Written request: Show each line that has the string "this" in it.

[Dataset rows]

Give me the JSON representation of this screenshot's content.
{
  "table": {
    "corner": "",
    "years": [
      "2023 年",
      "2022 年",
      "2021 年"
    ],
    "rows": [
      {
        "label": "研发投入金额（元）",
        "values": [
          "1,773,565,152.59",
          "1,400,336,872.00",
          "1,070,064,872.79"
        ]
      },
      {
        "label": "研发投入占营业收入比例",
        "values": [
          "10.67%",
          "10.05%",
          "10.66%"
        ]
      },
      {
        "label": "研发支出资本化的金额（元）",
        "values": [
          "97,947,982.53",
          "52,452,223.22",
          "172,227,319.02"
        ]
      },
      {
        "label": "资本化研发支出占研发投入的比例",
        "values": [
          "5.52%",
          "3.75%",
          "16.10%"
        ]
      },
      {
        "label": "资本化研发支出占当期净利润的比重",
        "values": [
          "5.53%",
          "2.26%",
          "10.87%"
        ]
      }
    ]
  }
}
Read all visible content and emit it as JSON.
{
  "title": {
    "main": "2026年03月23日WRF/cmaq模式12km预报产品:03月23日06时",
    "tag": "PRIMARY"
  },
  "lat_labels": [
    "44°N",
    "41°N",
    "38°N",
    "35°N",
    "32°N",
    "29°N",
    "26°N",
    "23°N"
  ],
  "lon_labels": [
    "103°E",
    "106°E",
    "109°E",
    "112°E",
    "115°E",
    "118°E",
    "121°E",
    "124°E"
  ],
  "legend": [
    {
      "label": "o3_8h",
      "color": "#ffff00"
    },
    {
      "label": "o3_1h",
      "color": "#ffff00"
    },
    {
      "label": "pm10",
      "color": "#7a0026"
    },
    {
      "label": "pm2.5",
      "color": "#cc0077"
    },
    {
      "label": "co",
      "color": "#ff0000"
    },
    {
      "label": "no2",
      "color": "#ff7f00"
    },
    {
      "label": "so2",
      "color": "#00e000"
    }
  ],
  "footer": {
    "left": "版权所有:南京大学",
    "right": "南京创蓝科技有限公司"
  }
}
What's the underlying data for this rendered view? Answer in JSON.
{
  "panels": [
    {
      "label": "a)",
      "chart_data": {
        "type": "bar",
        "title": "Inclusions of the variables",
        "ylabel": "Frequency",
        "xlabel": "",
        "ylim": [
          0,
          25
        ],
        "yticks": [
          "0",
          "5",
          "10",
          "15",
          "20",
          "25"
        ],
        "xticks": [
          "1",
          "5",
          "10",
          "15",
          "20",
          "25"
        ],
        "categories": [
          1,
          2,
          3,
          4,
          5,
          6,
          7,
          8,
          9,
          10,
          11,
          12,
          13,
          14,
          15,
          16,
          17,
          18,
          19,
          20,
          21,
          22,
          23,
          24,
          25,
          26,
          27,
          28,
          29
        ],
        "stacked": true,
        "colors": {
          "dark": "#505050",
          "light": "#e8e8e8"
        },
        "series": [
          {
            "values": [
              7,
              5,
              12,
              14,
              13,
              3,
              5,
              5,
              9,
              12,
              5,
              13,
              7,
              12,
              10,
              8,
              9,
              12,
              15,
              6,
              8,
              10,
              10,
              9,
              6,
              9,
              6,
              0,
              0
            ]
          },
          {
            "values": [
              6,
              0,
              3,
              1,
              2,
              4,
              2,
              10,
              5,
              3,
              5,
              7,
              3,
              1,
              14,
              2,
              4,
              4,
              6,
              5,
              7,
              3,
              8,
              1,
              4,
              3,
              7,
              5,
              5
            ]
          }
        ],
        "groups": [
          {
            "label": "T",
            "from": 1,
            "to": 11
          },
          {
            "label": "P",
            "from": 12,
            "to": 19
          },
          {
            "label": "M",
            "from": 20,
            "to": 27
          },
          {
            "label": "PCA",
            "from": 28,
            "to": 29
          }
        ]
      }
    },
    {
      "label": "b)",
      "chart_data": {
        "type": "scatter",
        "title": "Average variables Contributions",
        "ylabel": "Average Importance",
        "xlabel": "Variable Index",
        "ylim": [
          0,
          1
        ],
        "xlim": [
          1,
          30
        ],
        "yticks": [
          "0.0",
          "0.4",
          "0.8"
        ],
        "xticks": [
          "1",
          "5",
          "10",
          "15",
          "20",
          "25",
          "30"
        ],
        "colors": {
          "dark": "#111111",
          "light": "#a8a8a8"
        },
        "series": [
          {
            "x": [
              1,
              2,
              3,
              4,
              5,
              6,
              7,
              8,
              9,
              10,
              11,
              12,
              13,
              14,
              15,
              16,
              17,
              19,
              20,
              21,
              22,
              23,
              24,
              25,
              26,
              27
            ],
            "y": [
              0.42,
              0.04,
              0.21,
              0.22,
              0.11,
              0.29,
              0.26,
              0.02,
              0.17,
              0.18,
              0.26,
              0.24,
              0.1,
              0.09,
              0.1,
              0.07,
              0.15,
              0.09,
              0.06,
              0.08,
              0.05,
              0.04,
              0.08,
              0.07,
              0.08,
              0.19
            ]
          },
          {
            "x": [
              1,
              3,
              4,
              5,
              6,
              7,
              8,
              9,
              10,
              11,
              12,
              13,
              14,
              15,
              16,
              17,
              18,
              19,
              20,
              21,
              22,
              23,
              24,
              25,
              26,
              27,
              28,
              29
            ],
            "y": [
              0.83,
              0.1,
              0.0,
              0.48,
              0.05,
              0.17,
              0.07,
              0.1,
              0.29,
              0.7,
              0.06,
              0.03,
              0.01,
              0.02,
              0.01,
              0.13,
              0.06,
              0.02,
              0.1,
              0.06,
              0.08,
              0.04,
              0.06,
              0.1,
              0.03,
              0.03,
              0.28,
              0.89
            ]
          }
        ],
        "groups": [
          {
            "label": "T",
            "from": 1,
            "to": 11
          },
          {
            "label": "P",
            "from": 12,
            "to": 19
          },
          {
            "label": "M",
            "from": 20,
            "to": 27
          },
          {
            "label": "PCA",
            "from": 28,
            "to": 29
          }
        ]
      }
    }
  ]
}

Response:
Give me the JSON representation of this screenshot's content.
What's the underlying data for this rendered view? Answer in JSON.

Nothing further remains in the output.